_Directive_
Present every line in which the string "全面预算编制手册" appears.
--- Provided entries ---
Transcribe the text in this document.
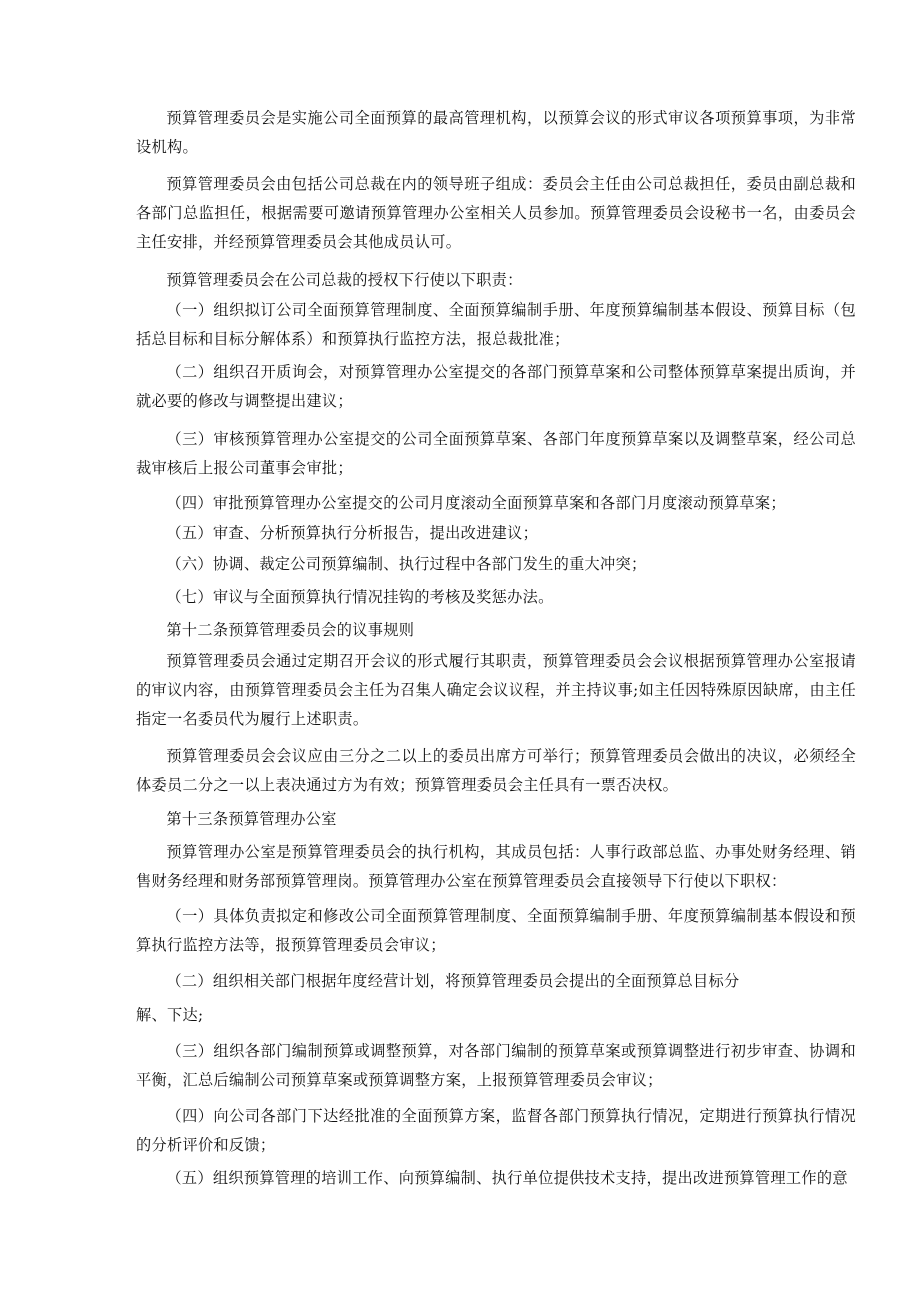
预算管理委员会是实施公司全面预算的最高管理机构，以预算会议的形式审议各项预算事项，为非常设机构。

预算管理委员会由包括公司总裁在内的领导班子组成：委员会主任由公司总裁担任，委员由副总裁和各部门总监担任，根据需要可邀请预算管理办公室相关人员参加。预算管理委员会设秘书一名，由委员会主任安排，并经预算管理委员会其他成员认可。

预算管理委员会在公司总裁的授权下行使以下职责：

（一）组织拟订公司全面预算管理制度、全面预算编制手册、年度预算编制基本假设、预算目标（包括总目标和目标分解体系）和预算执行监控方法，报总裁批准；

（二）组织召开质询会，对预算管理办公室提交的各部门预算草案和公司整体预算草案提出质询，并就必要的修改与调整提出建议；

（三）审核预算管理办公室提交的公司全面预算草案、各部门年度预算草案以及调整草案，经公司总裁审核后上报公司董事会审批；

（四）审批预算管理办公室提交的公司月度滚动全面预算草案和各部门月度滚动预算草案；

（五）审查、分析预算执行分析报告，提出改进建议；

（六）协调、裁定公司预算编制、执行过程中各部门发生的重大冲突；

（七）审议与全面预算执行情况挂钩的考核及奖惩办法。

第十二条预算管理委员会的议事规则

预算管理委员会通过定期召开会议的形式履行其职责，预算管理委员会会议根据预算管理办公室报请的审议内容，由预算管理委员会主任为召集人确定会议议程，并主持议事;如主任因特殊原因缺席，由主任指定一名委员代为履行上述职责。

预算管理委员会会议应由三分之二以上的委员出席方可举行；预算管理委员会做出的决议，必须经全体委员二分之一以上表决通过方为有效；预算管理委员会主任具有一票否决权。

第十三条预算管理办公室

预算管理办公室是预算管理委员会的执行机构，其成员包括：人事行政部总监、办事处财务经理、销售财务经理和财务部预算管理岗。预算管理办公室在预算管理委员会直接领导下行使以下职权：

（一）具体负责拟定和修改公司全面预算管理制度、全面预算编制手册、年度预算编制基本假设和预算执行监控方法等，报预算管理委员会审议；

（二）组织相关部门根据年度经营计划，将预算管理委员会提出的全面预算总目标分

解、下达;

（三）组织各部门编制预算或调整预算，对各部门编制的预算草案或预算调整进行初步审查、协调和平衡，汇总后编制公司预算草案或预算调整方案，上报预算管理委员会审议；

（四）向公司各部门下达经批准的全面预算方案，监督各部门预算执行情况，定期进行预算执行情况的分析评价和反馈；

（五）组织预算管理的培训工作、向预算编制、执行单位提供技术支持，提出改进预算管理工作的意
---
_Output of the task_
（一）组织拟订公司全面预算管理制度、全面预算编制手册、年度预算编制基本假设、预算目标（包括总目标和目标分解体系）和预算执行监控方法，报总裁批准；
（一）具体负责拟定和修改公司全面预算管理制度、全面预算编制手册、年度预算编制基本假设和预算执行监控方法等，报预算管理委员会审议；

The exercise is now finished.